--- Begin RECORDS SHOWN ---

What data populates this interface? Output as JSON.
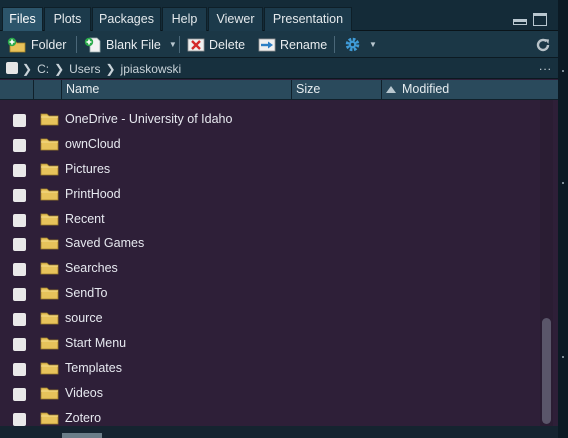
{
  "tabs": [
    {
      "label": "Files",
      "active": true
    },
    {
      "label": "Plots",
      "active": false
    },
    {
      "label": "Packages",
      "active": false
    },
    {
      "label": "Help",
      "active": false
    },
    {
      "label": "Viewer",
      "active": false
    },
    {
      "label": "Presentation",
      "active": false
    }
  ],
  "toolbar": {
    "folder_label": "Folder",
    "blank_file_label": "Blank File",
    "delete_label": "Delete",
    "rename_label": "Rename",
    "icons": [
      "new-folder-icon",
      "new-blank-file-icon",
      "delete-icon",
      "rename-icon",
      "gear-icon",
      "refresh-icon"
    ]
  },
  "path": {
    "segments": [
      "C:",
      "Users",
      "jpiaskowski"
    ],
    "more_label": "..."
  },
  "columns": {
    "name": "Name",
    "size": "Size",
    "modified": "Modified",
    "sort": "ascending"
  },
  "files": [
    {
      "name": "OneDrive - University of Idaho",
      "type": "folder"
    },
    {
      "name": "ownCloud",
      "type": "folder"
    },
    {
      "name": "Pictures",
      "type": "folder"
    },
    {
      "name": "PrintHood",
      "type": "folder"
    },
    {
      "name": "Recent",
      "type": "folder"
    },
    {
      "name": "Saved Games",
      "type": "folder"
    },
    {
      "name": "Searches",
      "type": "folder"
    },
    {
      "name": "SendTo",
      "type": "folder"
    },
    {
      "name": "source",
      "type": "folder"
    },
    {
      "name": "Start Menu",
      "type": "folder"
    },
    {
      "name": "Templates",
      "type": "folder"
    },
    {
      "name": "Videos",
      "type": "folder"
    },
    {
      "name": "Zotero",
      "type": "folder"
    }
  ],
  "colors": {
    "accent": "#2c556b",
    "list_background": "#2e1f38",
    "folder": "#e7c35b"
  }
}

--- End RECORDS SHOWN ---

Quote the records in their entirety, keeping the wording exact and excluding pictures.

What data populates this interface? Output as JSON.
{
  "tabs": [
    {
      "label": "Files",
      "active": true
    },
    {
      "label": "Plots",
      "active": false
    },
    {
      "label": "Packages",
      "active": false
    },
    {
      "label": "Help",
      "active": false
    },
    {
      "label": "Viewer",
      "active": false
    },
    {
      "label": "Presentation",
      "active": false
    }
  ],
  "toolbar": {
    "folder_label": "Folder",
    "blank_file_label": "Blank File",
    "delete_label": "Delete",
    "rename_label": "Rename",
    "icons": [
      "new-folder-icon",
      "new-blank-file-icon",
      "delete-icon",
      "rename-icon",
      "gear-icon",
      "refresh-icon"
    ]
  },
  "path": {
    "segments": [
      "C:",
      "Users",
      "jpiaskowski"
    ],
    "more_label": "..."
  },
  "columns": {
    "name": "Name",
    "size": "Size",
    "modified": "Modified",
    "sort": "ascending"
  },
  "files": [
    {
      "name": "OneDrive - University of Idaho",
      "type": "folder"
    },
    {
      "name": "ownCloud",
      "type": "folder"
    },
    {
      "name": "Pictures",
      "type": "folder"
    },
    {
      "name": "PrintHood",
      "type": "folder"
    },
    {
      "name": "Recent",
      "type": "folder"
    },
    {
      "name": "Saved Games",
      "type": "folder"
    },
    {
      "name": "Searches",
      "type": "folder"
    },
    {
      "name": "SendTo",
      "type": "folder"
    },
    {
      "name": "source",
      "type": "folder"
    },
    {
      "name": "Start Menu",
      "type": "folder"
    },
    {
      "name": "Templates",
      "type": "folder"
    },
    {
      "name": "Videos",
      "type": "folder"
    },
    {
      "name": "Zotero",
      "type": "folder"
    }
  ],
  "colors": {
    "accent": "#2c556b",
    "list_background": "#2e1f38",
    "folder": "#e7c35b"
  }
}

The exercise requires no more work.